▶ **Short problem**:
Using the records below, locate all lines containing "name" and return them.

[Figure contents as structured data]

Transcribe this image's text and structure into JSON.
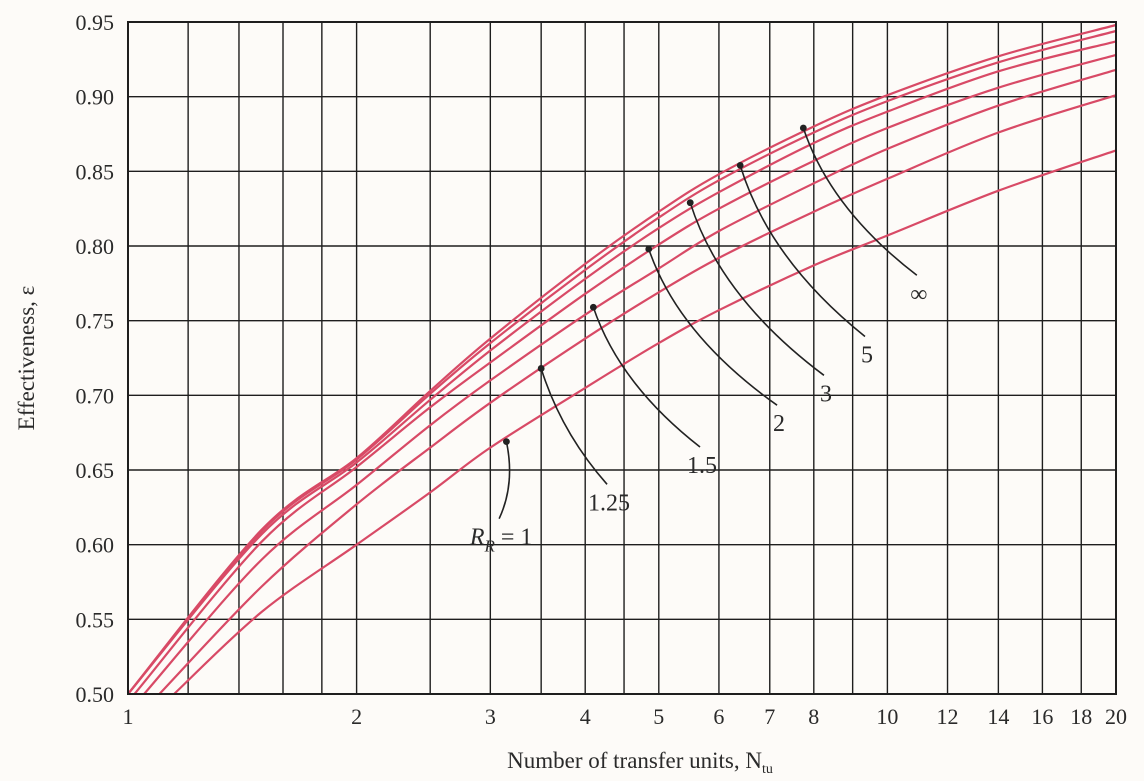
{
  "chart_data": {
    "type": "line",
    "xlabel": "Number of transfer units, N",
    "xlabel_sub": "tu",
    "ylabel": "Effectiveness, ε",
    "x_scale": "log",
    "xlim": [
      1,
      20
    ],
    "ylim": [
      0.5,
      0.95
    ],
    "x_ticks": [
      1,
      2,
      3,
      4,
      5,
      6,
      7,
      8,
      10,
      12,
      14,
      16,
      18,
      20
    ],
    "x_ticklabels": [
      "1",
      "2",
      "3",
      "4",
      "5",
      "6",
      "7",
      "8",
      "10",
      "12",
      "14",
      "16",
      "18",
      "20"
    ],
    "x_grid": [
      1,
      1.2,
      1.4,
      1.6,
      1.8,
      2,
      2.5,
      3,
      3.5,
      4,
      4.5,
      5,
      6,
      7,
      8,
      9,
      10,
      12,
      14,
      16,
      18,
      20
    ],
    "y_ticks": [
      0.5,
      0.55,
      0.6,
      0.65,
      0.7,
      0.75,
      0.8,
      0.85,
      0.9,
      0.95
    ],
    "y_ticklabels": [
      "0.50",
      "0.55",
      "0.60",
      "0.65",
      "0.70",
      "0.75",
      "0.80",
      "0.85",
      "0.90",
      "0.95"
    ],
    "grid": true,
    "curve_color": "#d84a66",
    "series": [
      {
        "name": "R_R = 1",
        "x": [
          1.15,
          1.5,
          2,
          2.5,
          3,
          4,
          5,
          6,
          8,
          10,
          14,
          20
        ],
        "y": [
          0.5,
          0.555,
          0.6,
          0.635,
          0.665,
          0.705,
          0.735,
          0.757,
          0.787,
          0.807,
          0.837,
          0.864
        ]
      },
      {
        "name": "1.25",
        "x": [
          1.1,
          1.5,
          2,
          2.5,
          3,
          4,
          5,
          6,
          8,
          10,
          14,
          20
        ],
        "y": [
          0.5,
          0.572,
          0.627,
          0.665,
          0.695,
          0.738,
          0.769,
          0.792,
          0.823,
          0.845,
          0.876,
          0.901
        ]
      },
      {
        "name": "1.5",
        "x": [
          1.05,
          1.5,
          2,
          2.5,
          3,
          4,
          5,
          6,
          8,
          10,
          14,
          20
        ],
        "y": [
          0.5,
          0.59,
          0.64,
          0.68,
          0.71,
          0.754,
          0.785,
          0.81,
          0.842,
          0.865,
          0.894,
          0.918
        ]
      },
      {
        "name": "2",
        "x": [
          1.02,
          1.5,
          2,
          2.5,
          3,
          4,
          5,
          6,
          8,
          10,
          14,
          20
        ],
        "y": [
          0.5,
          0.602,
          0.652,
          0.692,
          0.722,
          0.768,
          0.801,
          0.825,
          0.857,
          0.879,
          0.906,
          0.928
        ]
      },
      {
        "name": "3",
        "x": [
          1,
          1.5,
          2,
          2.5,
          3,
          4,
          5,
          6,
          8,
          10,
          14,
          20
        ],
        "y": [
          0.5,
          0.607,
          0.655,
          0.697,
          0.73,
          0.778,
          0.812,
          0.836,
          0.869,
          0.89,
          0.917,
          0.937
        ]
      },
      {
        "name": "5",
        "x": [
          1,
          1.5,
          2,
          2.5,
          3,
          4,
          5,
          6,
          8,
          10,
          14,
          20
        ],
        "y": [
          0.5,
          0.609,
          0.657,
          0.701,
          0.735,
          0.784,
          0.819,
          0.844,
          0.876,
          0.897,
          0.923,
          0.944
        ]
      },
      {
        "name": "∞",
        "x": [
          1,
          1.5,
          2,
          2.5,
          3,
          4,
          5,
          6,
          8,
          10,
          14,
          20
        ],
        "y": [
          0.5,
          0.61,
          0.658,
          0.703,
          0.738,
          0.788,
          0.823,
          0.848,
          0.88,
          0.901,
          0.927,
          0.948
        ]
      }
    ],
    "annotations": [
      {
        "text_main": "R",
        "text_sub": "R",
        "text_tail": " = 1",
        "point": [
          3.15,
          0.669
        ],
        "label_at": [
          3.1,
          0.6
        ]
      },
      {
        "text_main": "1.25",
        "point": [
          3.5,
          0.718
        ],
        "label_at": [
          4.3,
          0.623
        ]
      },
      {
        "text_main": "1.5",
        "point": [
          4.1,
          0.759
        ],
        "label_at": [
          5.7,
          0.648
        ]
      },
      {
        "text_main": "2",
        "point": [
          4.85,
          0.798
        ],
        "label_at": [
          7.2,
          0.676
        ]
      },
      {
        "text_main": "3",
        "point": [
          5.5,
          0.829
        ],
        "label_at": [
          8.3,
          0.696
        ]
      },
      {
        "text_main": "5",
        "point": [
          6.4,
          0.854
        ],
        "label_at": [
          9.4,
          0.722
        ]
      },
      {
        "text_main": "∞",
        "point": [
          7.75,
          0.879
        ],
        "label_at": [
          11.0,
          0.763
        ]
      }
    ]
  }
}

▶ **Answer to this exercise**:
        "name": "R_R = 1",
        "name": "1.25",
        "name": "1.5",
        "name": "2",
        "name": "3",
        "name": "5",
        "name": "∞",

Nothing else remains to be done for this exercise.